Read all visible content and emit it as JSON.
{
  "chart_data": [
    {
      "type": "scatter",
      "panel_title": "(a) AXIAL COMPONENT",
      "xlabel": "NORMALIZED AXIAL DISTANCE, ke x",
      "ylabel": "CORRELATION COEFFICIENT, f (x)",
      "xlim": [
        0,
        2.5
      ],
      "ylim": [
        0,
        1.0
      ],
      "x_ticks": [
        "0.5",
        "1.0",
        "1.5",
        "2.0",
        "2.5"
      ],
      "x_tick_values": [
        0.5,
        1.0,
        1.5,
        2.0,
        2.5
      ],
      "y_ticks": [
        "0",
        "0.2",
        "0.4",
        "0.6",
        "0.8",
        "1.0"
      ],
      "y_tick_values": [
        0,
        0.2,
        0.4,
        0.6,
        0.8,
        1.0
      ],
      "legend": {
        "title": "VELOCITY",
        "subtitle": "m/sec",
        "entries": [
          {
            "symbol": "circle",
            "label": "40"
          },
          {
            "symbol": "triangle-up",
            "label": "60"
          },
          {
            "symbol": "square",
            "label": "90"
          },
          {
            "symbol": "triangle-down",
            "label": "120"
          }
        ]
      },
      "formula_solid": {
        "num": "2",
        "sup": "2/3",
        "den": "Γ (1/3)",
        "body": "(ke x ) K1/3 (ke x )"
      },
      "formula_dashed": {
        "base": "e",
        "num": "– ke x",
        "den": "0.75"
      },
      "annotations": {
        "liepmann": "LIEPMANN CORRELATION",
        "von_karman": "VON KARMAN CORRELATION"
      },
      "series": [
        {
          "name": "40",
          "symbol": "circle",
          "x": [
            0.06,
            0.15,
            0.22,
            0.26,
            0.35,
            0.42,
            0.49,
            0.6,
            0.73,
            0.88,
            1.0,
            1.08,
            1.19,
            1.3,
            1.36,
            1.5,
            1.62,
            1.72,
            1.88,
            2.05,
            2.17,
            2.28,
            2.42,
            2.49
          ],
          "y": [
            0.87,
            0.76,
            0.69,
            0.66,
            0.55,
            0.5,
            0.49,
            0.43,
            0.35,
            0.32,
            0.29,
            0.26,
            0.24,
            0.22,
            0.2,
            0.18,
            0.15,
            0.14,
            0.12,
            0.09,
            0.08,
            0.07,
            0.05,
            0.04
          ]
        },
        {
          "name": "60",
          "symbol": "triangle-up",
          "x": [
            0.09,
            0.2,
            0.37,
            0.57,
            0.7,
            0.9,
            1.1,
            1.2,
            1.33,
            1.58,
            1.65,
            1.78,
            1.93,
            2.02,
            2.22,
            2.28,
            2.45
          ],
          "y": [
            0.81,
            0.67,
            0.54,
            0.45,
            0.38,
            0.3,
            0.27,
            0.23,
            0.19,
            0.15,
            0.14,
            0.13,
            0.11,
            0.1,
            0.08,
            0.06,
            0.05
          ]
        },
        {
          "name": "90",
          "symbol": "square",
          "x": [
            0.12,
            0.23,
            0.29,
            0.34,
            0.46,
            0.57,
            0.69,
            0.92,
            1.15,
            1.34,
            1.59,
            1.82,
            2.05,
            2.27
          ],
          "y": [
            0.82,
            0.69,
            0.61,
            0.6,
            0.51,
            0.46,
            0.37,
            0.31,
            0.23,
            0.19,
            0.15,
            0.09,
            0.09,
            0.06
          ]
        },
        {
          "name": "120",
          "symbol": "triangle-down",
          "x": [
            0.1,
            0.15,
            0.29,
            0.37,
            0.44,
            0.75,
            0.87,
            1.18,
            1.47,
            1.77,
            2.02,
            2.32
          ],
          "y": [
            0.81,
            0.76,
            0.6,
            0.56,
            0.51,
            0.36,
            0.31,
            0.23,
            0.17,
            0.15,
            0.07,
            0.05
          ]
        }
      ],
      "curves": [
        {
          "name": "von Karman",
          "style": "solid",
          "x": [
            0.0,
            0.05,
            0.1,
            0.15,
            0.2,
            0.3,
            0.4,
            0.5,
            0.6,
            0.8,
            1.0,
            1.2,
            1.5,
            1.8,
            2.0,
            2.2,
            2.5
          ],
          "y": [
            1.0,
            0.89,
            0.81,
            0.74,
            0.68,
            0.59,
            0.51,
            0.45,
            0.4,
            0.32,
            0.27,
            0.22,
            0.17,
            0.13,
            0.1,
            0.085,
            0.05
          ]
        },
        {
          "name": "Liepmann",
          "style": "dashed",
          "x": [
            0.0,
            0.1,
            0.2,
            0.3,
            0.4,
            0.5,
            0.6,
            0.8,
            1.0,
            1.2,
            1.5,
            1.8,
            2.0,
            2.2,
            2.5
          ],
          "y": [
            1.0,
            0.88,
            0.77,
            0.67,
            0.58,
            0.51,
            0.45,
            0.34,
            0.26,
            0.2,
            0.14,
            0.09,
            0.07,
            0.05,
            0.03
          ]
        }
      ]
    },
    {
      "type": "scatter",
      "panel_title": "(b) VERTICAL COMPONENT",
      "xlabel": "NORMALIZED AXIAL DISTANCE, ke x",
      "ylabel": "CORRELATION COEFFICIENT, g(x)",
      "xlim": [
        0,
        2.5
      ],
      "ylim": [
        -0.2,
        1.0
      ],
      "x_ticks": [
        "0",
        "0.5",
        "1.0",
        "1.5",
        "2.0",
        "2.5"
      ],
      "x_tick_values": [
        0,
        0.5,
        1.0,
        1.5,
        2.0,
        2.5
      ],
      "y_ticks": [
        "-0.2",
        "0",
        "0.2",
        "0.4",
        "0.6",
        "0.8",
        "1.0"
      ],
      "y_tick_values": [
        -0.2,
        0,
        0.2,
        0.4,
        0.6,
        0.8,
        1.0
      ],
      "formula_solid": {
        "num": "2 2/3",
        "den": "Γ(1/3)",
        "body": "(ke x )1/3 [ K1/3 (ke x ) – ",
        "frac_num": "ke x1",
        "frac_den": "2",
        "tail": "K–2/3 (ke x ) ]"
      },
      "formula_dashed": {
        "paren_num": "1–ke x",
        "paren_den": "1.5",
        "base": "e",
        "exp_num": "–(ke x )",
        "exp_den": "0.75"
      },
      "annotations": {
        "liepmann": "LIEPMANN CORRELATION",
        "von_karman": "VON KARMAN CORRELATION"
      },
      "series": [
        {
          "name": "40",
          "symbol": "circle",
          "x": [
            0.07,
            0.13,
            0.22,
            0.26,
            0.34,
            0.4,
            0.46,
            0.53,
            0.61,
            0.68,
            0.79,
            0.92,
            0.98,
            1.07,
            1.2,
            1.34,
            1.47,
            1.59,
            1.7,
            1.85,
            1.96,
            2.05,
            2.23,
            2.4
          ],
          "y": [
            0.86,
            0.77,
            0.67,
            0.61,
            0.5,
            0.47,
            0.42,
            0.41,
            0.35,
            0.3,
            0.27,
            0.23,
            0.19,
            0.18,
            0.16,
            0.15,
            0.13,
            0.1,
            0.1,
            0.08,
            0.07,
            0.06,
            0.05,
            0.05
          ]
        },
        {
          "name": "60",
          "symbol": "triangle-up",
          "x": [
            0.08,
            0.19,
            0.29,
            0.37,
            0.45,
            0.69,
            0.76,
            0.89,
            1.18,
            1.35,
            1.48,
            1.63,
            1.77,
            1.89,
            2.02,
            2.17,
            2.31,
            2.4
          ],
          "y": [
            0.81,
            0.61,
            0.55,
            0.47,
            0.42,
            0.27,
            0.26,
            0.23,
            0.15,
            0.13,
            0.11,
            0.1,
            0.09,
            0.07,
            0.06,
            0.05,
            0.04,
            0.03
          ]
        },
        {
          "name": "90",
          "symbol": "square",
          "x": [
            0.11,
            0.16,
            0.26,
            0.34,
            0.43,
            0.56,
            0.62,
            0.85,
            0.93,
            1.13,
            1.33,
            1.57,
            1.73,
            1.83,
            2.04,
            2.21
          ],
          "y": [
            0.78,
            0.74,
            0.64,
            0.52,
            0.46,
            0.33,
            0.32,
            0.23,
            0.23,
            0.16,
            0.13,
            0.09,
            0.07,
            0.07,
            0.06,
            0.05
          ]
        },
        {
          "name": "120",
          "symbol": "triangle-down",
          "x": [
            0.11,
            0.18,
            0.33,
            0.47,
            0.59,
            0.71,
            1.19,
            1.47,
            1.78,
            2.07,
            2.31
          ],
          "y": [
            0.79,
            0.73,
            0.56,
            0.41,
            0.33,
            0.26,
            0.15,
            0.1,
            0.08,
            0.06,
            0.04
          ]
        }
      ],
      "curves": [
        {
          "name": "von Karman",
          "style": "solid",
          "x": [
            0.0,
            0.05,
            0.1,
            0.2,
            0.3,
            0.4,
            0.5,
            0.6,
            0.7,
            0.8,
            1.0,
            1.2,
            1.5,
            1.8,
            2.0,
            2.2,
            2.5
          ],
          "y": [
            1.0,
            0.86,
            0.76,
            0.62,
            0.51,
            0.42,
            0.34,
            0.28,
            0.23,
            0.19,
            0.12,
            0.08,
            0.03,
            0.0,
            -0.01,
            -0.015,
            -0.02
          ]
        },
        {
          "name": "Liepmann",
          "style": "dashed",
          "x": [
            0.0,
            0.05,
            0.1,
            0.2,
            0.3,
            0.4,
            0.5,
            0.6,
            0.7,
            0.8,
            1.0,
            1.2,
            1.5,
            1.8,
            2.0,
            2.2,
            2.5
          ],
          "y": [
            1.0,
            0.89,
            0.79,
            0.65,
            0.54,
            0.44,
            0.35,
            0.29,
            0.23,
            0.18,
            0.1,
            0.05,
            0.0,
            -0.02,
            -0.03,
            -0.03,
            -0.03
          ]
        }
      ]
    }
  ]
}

#### Task requirements
Say how many lines in the records above hold "COEFFICIENT", and give no other text.

#### Written answer
2